_Dataset records:_
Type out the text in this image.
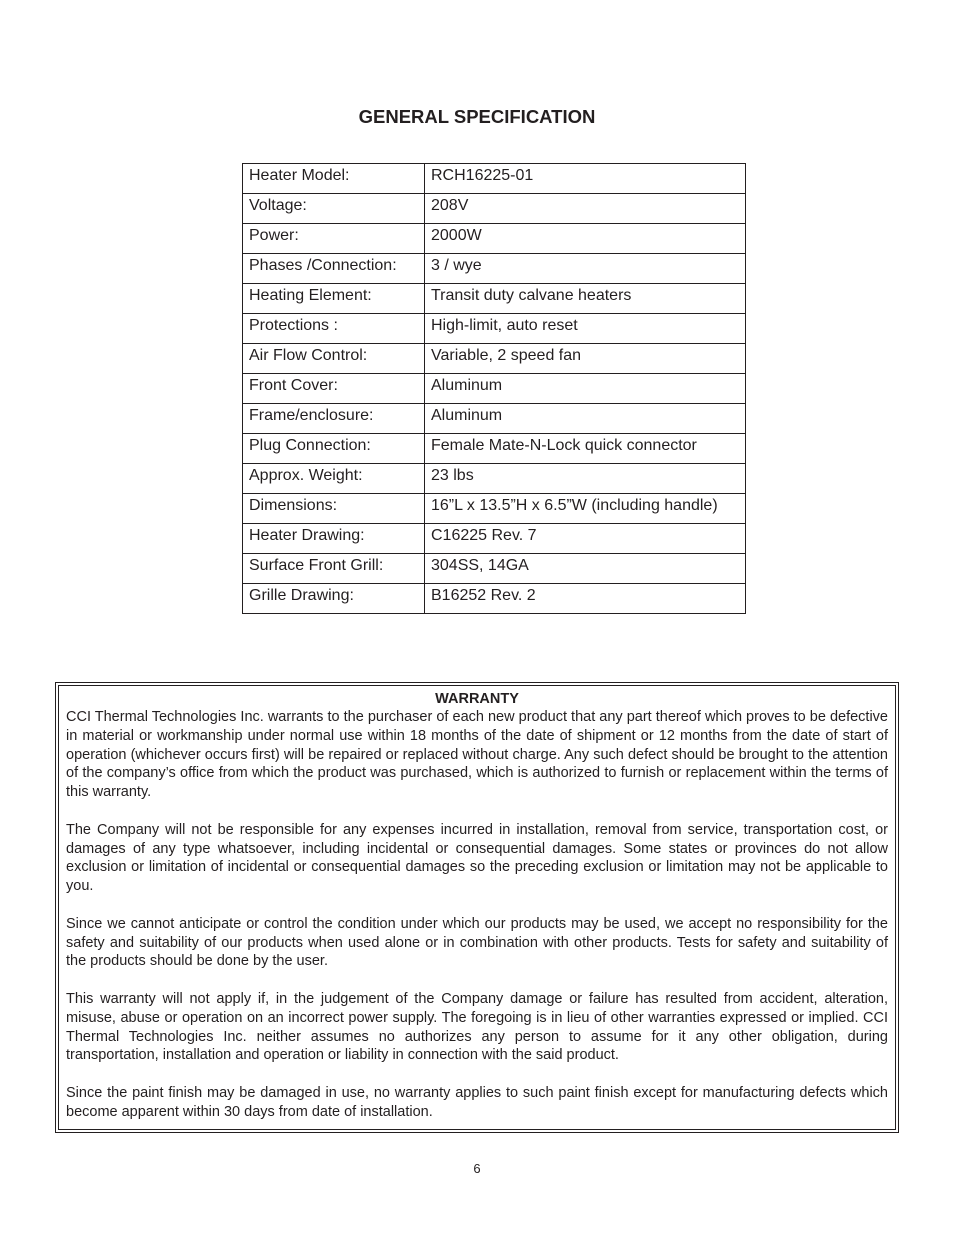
GENERAL SPECIFICATION
Heater Model:	RCH16225-01
Voltage:	208V
Power:	2000W
Phases /Connection:	3 / wye
Heating Element:	Transit duty calvane heaters
Protections :	High-limit, auto reset
Air Flow Control:	Variable, 2 speed fan
Front Cover:	Aluminum
Frame/enclosure:	Aluminum
Plug Connection:	Female Mate-N-Lock quick connector
Approx. Weight:	23 lbs
Dimensions:	16”L x 13.5”H x 6.5”W (including handle)
Heater Drawing:	C16225 Rev. 7
Surface Front Grill:	304SS, 14GA
Grille Drawing:	B16252 Rev. 2

WARRANTY

CCI Thermal Technologies Inc. warrants to the purchaser of each new product that any part thereof which proves to be defective in material or workmanship under normal use within 18 months of the date of shipment or 12 months from the date of start of operation (whichever occurs first) will be repaired or replaced without charge. Any such defect should be brought to the attention of the company’s office from which the product was purchased, which is authorized to furnish or replacement within the terms of this warranty.

The Company will not be responsible for any expenses incurred in installation, removal from service, transportation cost, or damages of any type whatsoever, including incidental or consequential damages. Some states or provinces do not allow exclusion or limitation of incidental or consequential damages so the preceding exclusion or limitation may not be applicable to you.

Since we cannot anticipate or control the condition under which our products may be used, we accept no responsibility for the safety and suitability of our products when used alone or in combination with other products. Tests for safety and suitability of the products should be done by the user.

This warranty will not apply if, in the judgement of the Company damage or failure has resulted from accident, alteration, misuse, abuse or operation on an incorrect power supply. The foregoing is in lieu of other warranties expressed or implied. CCI Thermal Technologies Inc. neither assumes no authorizes any person to assume for it any other obligation, during transportation, installation and operation or liability in connection with the said product.

Since the paint finish may be damaged in use, no warranty applies to such paint finish except for manufacturing defects which become apparent within 30 days from date of installation.

6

_Given problem:_ In the lines above, locate the string "such". Copy every line where it occurs.

_Solution below:_
CCI Thermal Technologies Inc. warrants to the purchaser of each new product that any part thereof which proves to be defective in material or workmanship under normal use within 18 months of the date of shipment or 12 months from the date of start of operation (whichever occurs first) will be repaired or replaced without charge. Any such defect should be brought to the attention of the company’s office from which the product was purchased, which is authorized to furnish or replacement within the terms of this warranty.
Since the paint finish may be damaged in use, no warranty applies to such paint finish except for manufacturing defects which become apparent within 30 days from date of installation.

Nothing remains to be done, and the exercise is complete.